### Data provided
┏━━
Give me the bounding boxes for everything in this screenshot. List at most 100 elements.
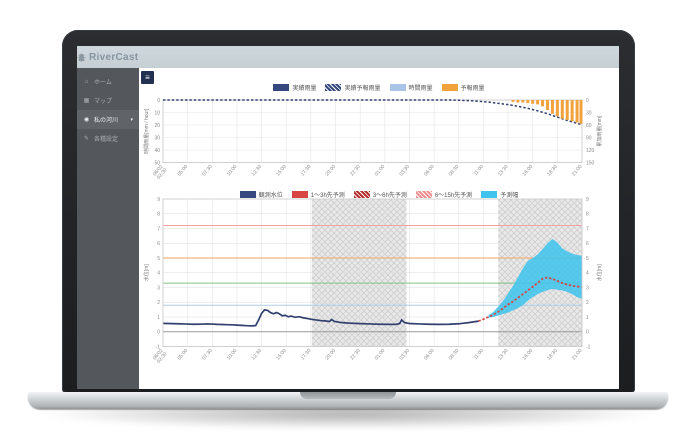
legend-label: 3〜6h先予測 — [372, 193, 407, 199]
legend-item[interactable]: 1〜3h先予測 — [291, 190, 345, 199]
svg-text:08:30: 08:30 — [448, 164, 461, 178]
svg-text:13:30: 13:30 — [497, 348, 510, 362]
sidebar-item-label: 私の河川 — [94, 118, 119, 124]
svg-text:3: 3 — [157, 285, 160, 291]
svg-text:12:30: 12:30 — [250, 164, 263, 178]
svg-text:22:30: 22:30 — [349, 164, 362, 178]
svg-text:6: 6 — [157, 241, 160, 247]
legend-swatch — [239, 191, 256, 198]
svg-text:9: 9 — [157, 197, 160, 203]
svg-text:15:00: 15:00 — [275, 348, 288, 362]
chevron-down-icon: ▾ — [130, 116, 133, 123]
laptop-base — [28, 392, 668, 409]
svg-text:累加雨量[mm]: 累加雨量[mm] — [596, 115, 603, 147]
svg-text:90: 90 — [586, 135, 592, 141]
settings-icon: ✎ — [83, 136, 90, 142]
sidebar-item-label: ホーム — [94, 80, 112, 86]
svg-text:5: 5 — [586, 256, 589, 262]
legend-label: 予報雨量 — [460, 86, 485, 92]
svg-text:06:00: 06:00 — [423, 348, 436, 362]
sidebar-item-3[interactable]: ◉ 私の河川 ▾ — [77, 110, 139, 129]
svg-text:1: 1 — [157, 315, 160, 321]
legend-item[interactable]: 6〜15h先予測 — [415, 190, 473, 199]
svg-text:5: 5 — [157, 256, 160, 262]
svg-text:07:30: 07:30 — [201, 164, 214, 178]
legend-item[interactable]: 実績雨量 — [273, 83, 316, 92]
home-icon: ⌂ — [84, 78, 89, 85]
svg-text:01:00: 01:00 — [374, 348, 387, 362]
svg-text:17:30: 17:30 — [300, 348, 313, 362]
svg-text:20:00: 20:00 — [324, 164, 337, 178]
svg-text:17:30: 17:30 — [300, 164, 313, 178]
sidebar-item-1[interactable]: ⌂ ホーム — [77, 72, 139, 91]
legend-item[interactable]: 観測水位 — [239, 190, 283, 199]
svg-text:07:30: 07:30 — [201, 348, 214, 362]
svg-text:06:00: 06:00 — [423, 164, 436, 178]
svg-text:22:30: 22:30 — [349, 348, 362, 362]
svg-text:05:00: 05:00 — [177, 164, 190, 178]
svg-text:20:00: 20:00 — [324, 348, 337, 362]
svg-text:8: 8 — [157, 212, 160, 218]
sidebar-item-2[interactable]: ▦ マップ — [77, 91, 139, 110]
svg-text:18:30: 18:30 — [546, 348, 559, 362]
svg-text:6: 6 — [586, 241, 589, 247]
svg-text:21:00: 21:00 — [571, 164, 584, 178]
laptop-notch — [300, 392, 396, 399]
legend-item[interactable]: 予測幅 — [481, 190, 518, 199]
legend-item[interactable]: 時間雨量 — [389, 83, 433, 92]
svg-text:0: 0 — [586, 98, 589, 104]
svg-text:03:30: 03:30 — [398, 164, 411, 178]
sidebar-item-4[interactable]: ✎ 各種設定 — [77, 129, 139, 148]
svg-text:0: 0 — [586, 330, 589, 336]
legend-item[interactable]: 実績予報雨量 — [325, 83, 381, 92]
legend-swatch — [441, 84, 458, 91]
svg-text:20: 20 — [154, 123, 160, 129]
svg-text:10: 10 — [154, 110, 160, 116]
legend-label: 実績雨量 — [292, 86, 317, 92]
water-level-chart: 06/0202:30 05:00 07:30 10:00 12:30 15:00 17:30… — [143, 197, 603, 365]
legend-label: 実績予報雨量 — [344, 86, 381, 92]
app-title: RiverCast — [89, 51, 139, 63]
svg-text:0: 0 — [157, 330, 160, 336]
svg-text:01:00: 01:00 — [374, 164, 387, 178]
legend-item[interactable]: 予報雨量 — [441, 83, 485, 92]
svg-text:0: 0 — [157, 98, 160, 104]
legend-label: 予測幅 — [500, 193, 519, 199]
svg-text:8: 8 — [586, 212, 589, 218]
svg-text:13:30: 13:30 — [497, 164, 510, 178]
legend-swatch — [291, 191, 308, 198]
svg-text:21:00: 21:00 — [571, 348, 584, 362]
svg-text:時間雨量[mm / hour]: 時間雨量[mm / hour] — [143, 108, 150, 154]
water-level-legend: 観測水位 1〜3h先予測 3〜6h先予測 6〜15h先予測 予測幅 — [139, 190, 619, 199]
gear-icon[interactable] — [77, 52, 86, 62]
svg-text:1: 1 — [586, 315, 589, 321]
my-river-icon: ◉ — [83, 117, 90, 123]
svg-text:30: 30 — [586, 110, 592, 116]
rainfall-legend: 実績雨量 実績予報雨量 時間雨量 予報雨量 — [139, 83, 619, 92]
svg-text:60: 60 — [586, 123, 592, 129]
app-shell: ⌂ ホーム ▦ マップ ◉ 私の河川 ▾ ✎ 各種設定 ≡ 実績雨量 実績予報雨量 時間雨量 予報雨量… — [77, 68, 619, 389]
svg-text:30: 30 — [154, 135, 160, 141]
svg-text:4: 4 — [586, 271, 589, 277]
sidebar-menu: ⌂ ホーム ▦ マップ ◉ 私の河川 ▾ ✎ 各種設定 — [77, 68, 139, 389]
legend-swatch — [389, 84, 406, 91]
legend-swatch — [481, 191, 498, 198]
svg-text:15:00: 15:00 — [275, 164, 288, 178]
screen: RiverCast ⌂ ホーム ▦ マップ ◉ 私の河川 ▾ ✎ 各種設定 ≡ — [77, 46, 619, 389]
app-header: RiverCast — [77, 46, 619, 68]
svg-text:9: 9 — [586, 197, 589, 203]
svg-text:16:00: 16:00 — [522, 164, 535, 178]
svg-text:11:00: 11:00 — [473, 348, 486, 361]
legend-swatch — [353, 191, 370, 198]
sidebar-item-label: 各種設定 — [94, 137, 119, 143]
sidebar-toggle-button[interactable]: ≡ — [141, 71, 154, 84]
svg-text:7: 7 — [157, 226, 160, 232]
legend-item[interactable]: 3〜6h先予測 — [353, 190, 407, 199]
legend-label: 6〜15h先予測 — [434, 193, 473, 199]
svg-text:05:00: 05:00 — [177, 348, 190, 362]
svg-text:10:00: 10:00 — [226, 164, 239, 178]
main-content: ≡ 実績雨量 実績予報雨量 時間雨量 予報雨量 06/0202:30 05:00 07:3… — [139, 68, 619, 389]
svg-text:10:00: 10:00 — [226, 348, 239, 362]
svg-text:11:00: 11:00 — [473, 164, 486, 177]
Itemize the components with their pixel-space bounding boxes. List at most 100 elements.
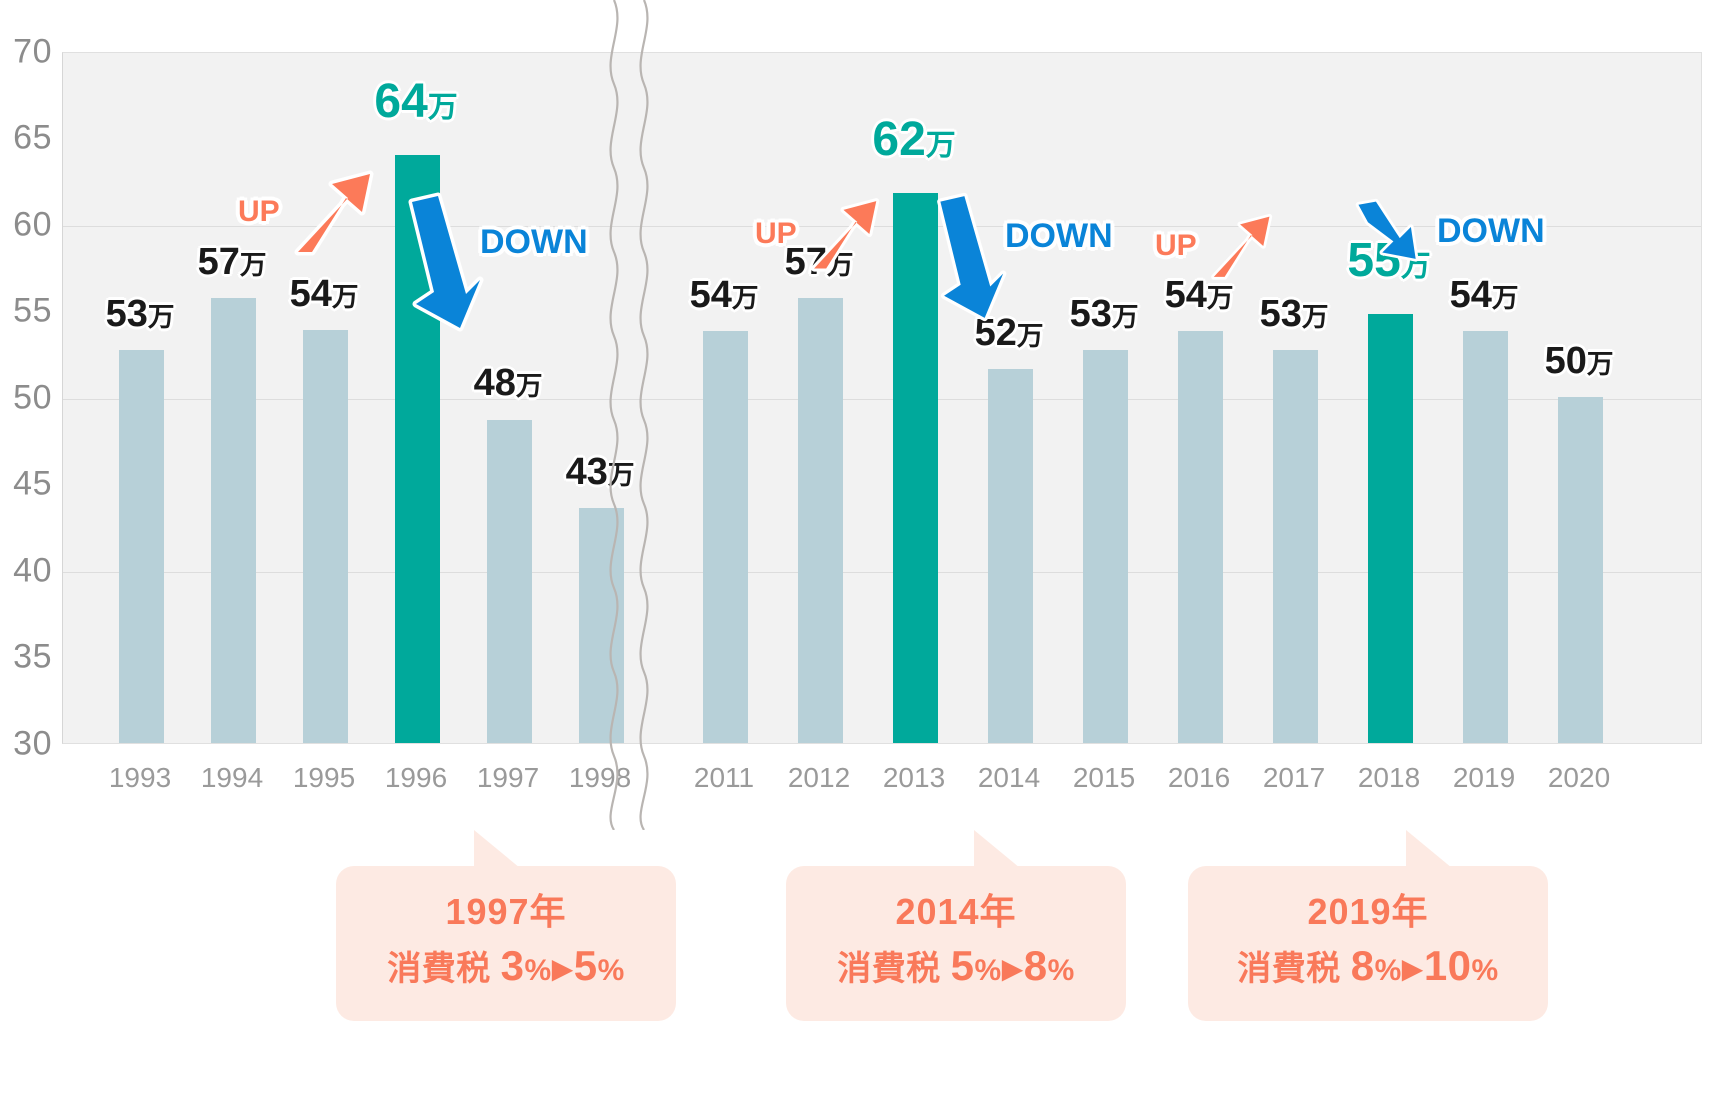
down-arrow-icon xyxy=(1355,198,1419,262)
value-unit: 万 xyxy=(427,90,458,124)
x-label-2013: 2013 xyxy=(882,762,946,793)
bar-2019[interactable] xyxy=(1462,331,1508,743)
value-unit: 万 xyxy=(1301,302,1329,333)
callout-arrow-icon: ▶ xyxy=(551,952,574,984)
callout-tax-from: 8 xyxy=(1350,941,1375,989)
callout-year: 1997年 xyxy=(445,891,567,932)
badge-down-label: DOWN xyxy=(1005,217,1113,255)
y-tick-40: 40 xyxy=(13,551,52,590)
x-label-2018: 2018 xyxy=(1357,762,1421,793)
up-arrow-icon xyxy=(1210,213,1272,280)
callout-tax-to: 5 xyxy=(573,941,598,989)
x-label-2012: 2012 xyxy=(787,762,851,793)
bar-2012[interactable] xyxy=(797,298,843,743)
value-label-2016: 54万 xyxy=(1165,276,1234,314)
x-label-2016: 2016 xyxy=(1167,762,1231,793)
badge-down-2019: DOWN xyxy=(1355,198,1545,262)
value-unit: 万 xyxy=(1111,302,1139,333)
x-label-2014: 2014 xyxy=(977,762,1041,793)
callout-pct-2: % xyxy=(597,953,625,987)
bar-2014[interactable] xyxy=(987,369,1033,743)
callout-arrow-icon: ▶ xyxy=(1001,952,1024,984)
bar-2015[interactable] xyxy=(1082,350,1128,743)
x-label-2011: 2011 xyxy=(693,762,755,793)
value-unit: 万 xyxy=(239,250,267,281)
value-number: 54 xyxy=(1164,274,1207,317)
badge-up-label: UP xyxy=(238,195,280,228)
callout-tail xyxy=(974,830,1020,868)
value-number: 50 xyxy=(1544,340,1587,382)
y-tick-60: 60 xyxy=(13,205,52,244)
callout-tax-prefix: 消費税 xyxy=(837,949,941,988)
value-label-2015: 53万 xyxy=(1070,295,1139,333)
callout-tail xyxy=(1406,830,1452,868)
up-arrow-icon xyxy=(294,170,374,256)
callout-tax-to: 10 xyxy=(1423,941,1472,989)
callout-arrow-icon: ▶ xyxy=(1401,952,1424,984)
x-label-1996: 1996 xyxy=(384,762,448,793)
x-label-2020: 2020 xyxy=(1547,762,1611,793)
bar-1995[interactable] xyxy=(302,329,348,743)
value-number: 53 xyxy=(1259,293,1302,336)
value-unit: 万 xyxy=(331,281,359,312)
bar-2013[interactable] xyxy=(892,192,938,743)
y-tick-45: 45 xyxy=(13,464,52,503)
y-axis: 70 65 60 55 50 45 40 35 30 xyxy=(0,0,62,763)
value-label-2014: 52万 xyxy=(975,314,1044,352)
bar-2011[interactable] xyxy=(702,331,748,743)
value-label-2013: 62万 xyxy=(872,112,956,166)
value-number: 54 xyxy=(689,274,732,317)
bar-1998[interactable] xyxy=(578,507,624,743)
callout-tax-prefix: 消費税 xyxy=(387,949,491,988)
value-label-2019: 54万 xyxy=(1450,276,1519,314)
callout-tax-to: 8 xyxy=(1023,941,1048,989)
value-number: 43 xyxy=(565,450,608,493)
callout-pct-2: % xyxy=(1047,953,1075,987)
badge-up-label: UP xyxy=(755,217,797,250)
x-label-2017: 2017 xyxy=(1262,762,1326,793)
bar-2018[interactable] xyxy=(1367,313,1413,743)
value-number: 53 xyxy=(105,293,148,336)
value-label-1993: 53万 xyxy=(106,295,175,333)
x-label-1998: 1998 xyxy=(568,762,632,793)
badge-up-2018: UP xyxy=(1155,212,1275,280)
y-tick-70: 70 xyxy=(13,32,52,71)
callout-tax: 消費税 5%▶8% xyxy=(816,937,1096,996)
badge-up-1996: UP xyxy=(238,168,374,256)
value-label-1997: 48万 xyxy=(474,364,543,402)
value-label-2018: 55万 xyxy=(1347,236,1430,285)
callout-tax: 消費税 3%▶5% xyxy=(366,937,646,996)
up-arrow-icon xyxy=(810,198,879,272)
value-number: 62 xyxy=(872,112,926,166)
badge-down-1997: DOWN xyxy=(404,192,588,332)
bar-2020[interactable] xyxy=(1557,397,1603,743)
gridline-60 xyxy=(63,226,1701,227)
value-unit: 万 xyxy=(925,128,956,162)
value-unit: 万 xyxy=(515,371,543,402)
bar-2017[interactable] xyxy=(1272,350,1318,743)
bar-1993[interactable] xyxy=(118,350,164,743)
x-label-1995: 1995 xyxy=(292,762,356,793)
value-unit: 万 xyxy=(1206,283,1234,314)
bar-2016[interactable] xyxy=(1177,331,1223,743)
value-unit: 万 xyxy=(1586,349,1614,379)
value-number: 64 xyxy=(374,74,428,128)
bar-1997[interactable] xyxy=(486,419,532,743)
y-tick-50: 50 xyxy=(13,378,52,417)
callout-pct-1: % xyxy=(974,953,1002,987)
value-number: 57 xyxy=(197,241,240,284)
callout-year: 2014年 xyxy=(895,891,1017,932)
value-number: 48 xyxy=(473,362,516,405)
value-number: 53 xyxy=(1069,293,1112,336)
callout-pct-1: % xyxy=(524,953,552,987)
value-label-2011: 54万 xyxy=(690,276,759,314)
badge-down-2014: DOWN xyxy=(933,192,1113,322)
value-unit: 万 xyxy=(1491,283,1519,314)
callout-year: 2019年 xyxy=(1307,891,1429,932)
value-number: 54 xyxy=(289,272,332,315)
value-label-1994: 57万 xyxy=(198,243,267,281)
x-label-2015: 2015 xyxy=(1072,762,1136,793)
bar-1994[interactable] xyxy=(210,298,256,743)
y-tick-30: 30 xyxy=(13,724,52,763)
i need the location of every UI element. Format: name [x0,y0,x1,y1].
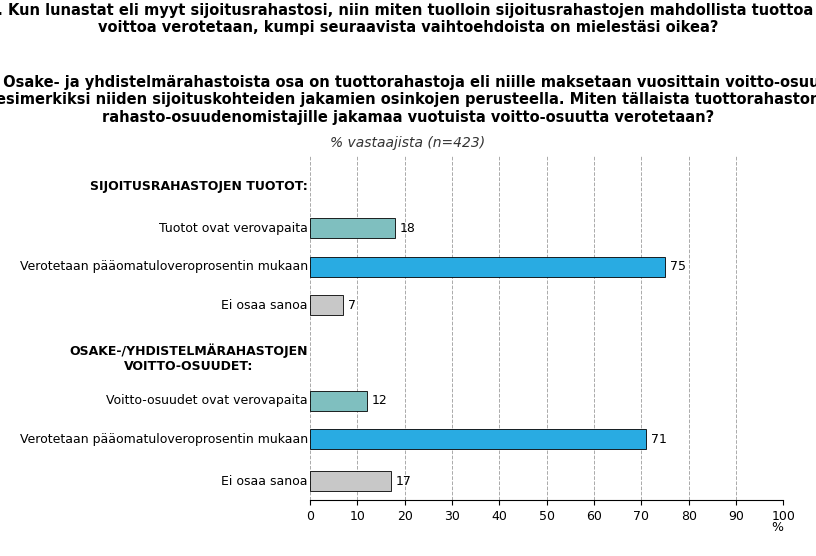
Bar [310,257,665,277]
Text: 75: 75 [670,260,685,273]
Text: 24. Kun lunastat eli myyt sijoitusrahastosi, niin miten tuolloin sijoitusrahasto: 24. Kun lunastat eli myyt sijoitusrahast… [0,3,816,35]
Text: 18: 18 [400,222,416,235]
Text: Verotetaan pääomatuloveroprosentin mukaan: Verotetaan pääomatuloveroprosentin mukaa… [20,433,308,445]
Text: Voitto-osuudet ovat verovapaita: Voitto-osuudet ovat verovapaita [106,394,308,408]
Bar [310,429,646,449]
Bar [310,391,367,411]
Text: 17: 17 [395,475,411,488]
Text: 71: 71 [651,433,667,445]
Bar [310,295,344,315]
Text: 25. Osake- ja yhdistelmärahastoista osa on tuottorahastoja eli niille maksetaan : 25. Osake- ja yhdistelmärahastoista osa … [0,75,816,125]
Text: 7: 7 [348,299,356,311]
Text: %: % [771,521,783,534]
Text: SIJOITUSRAHASTOJEN TUOTOT:: SIJOITUSRAHASTOJEN TUOTOT: [90,180,308,193]
Text: Verotetaan pääomatuloveroprosentin mukaan: Verotetaan pääomatuloveroprosentin mukaa… [20,260,308,273]
Bar [310,471,391,491]
Text: Tuotot ovat verovapaita: Tuotot ovat verovapaita [159,222,308,235]
Bar [310,219,395,239]
Text: Ei osaa sanoa: Ei osaa sanoa [221,299,308,311]
Text: OSAKE-/YHDISTELMÄRAHASTOJEN
VOITTO-OSUUDET:: OSAKE-/YHDISTELMÄRAHASTOJEN VOITTO-OSUUD… [69,344,308,374]
Text: Ei osaa sanoa: Ei osaa sanoa [221,475,308,488]
Text: % vastaajista (n=423): % vastaajista (n=423) [330,136,486,150]
Text: 12: 12 [371,394,388,408]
┗━━
### Your task
Convert the records from the line containing "legend-label: 3〜6h先予測 — [372, 193, 407, 199]" through the line containing "settings-icon: ✎ — [83, 136, 90, 142]" into a numbered list, leaving out any blank lines.

### Result of the exercise
1. legend-label: 3〜6h先予測 — [372, 193, 407, 199]
2. legend-item[interactable]: 1〜3h先予測 — [291, 190, 345, 199]
3. svg-text:08:30: 08:30 — [448, 164, 461, 178]
4. svg-text:13:30: 13:30 — [497, 348, 510, 362]
5. sidebar-item-label: 私の河川 — [94, 118, 119, 124]
6. svg-text:3: 3 — [157, 285, 160, 291]
7. svg-text:12:30: 12:30 — [250, 164, 263, 178]
8. svg-text:22:30: 22:30 — [349, 164, 362, 178]
9. svg-text:6: 6 — [157, 241, 160, 247]
10. legend-swatch — [239, 191, 256, 198]
11. svg-text:9: 9 — [157, 197, 160, 203]
12. svg-text:15:00: 15:00 — [275, 348, 288, 362]
13. chevron-down-icon: ▾ — [130, 116, 133, 123]
14. laptop-base — [28, 392, 668, 409]
15. svg-text:累加雨量[mm]: 累加雨量[mm] — [596, 115, 603, 147]
16. svg-text:90: 90 — [586, 135, 592, 141]
17. settings-icon: ✎ — [83, 136, 90, 142]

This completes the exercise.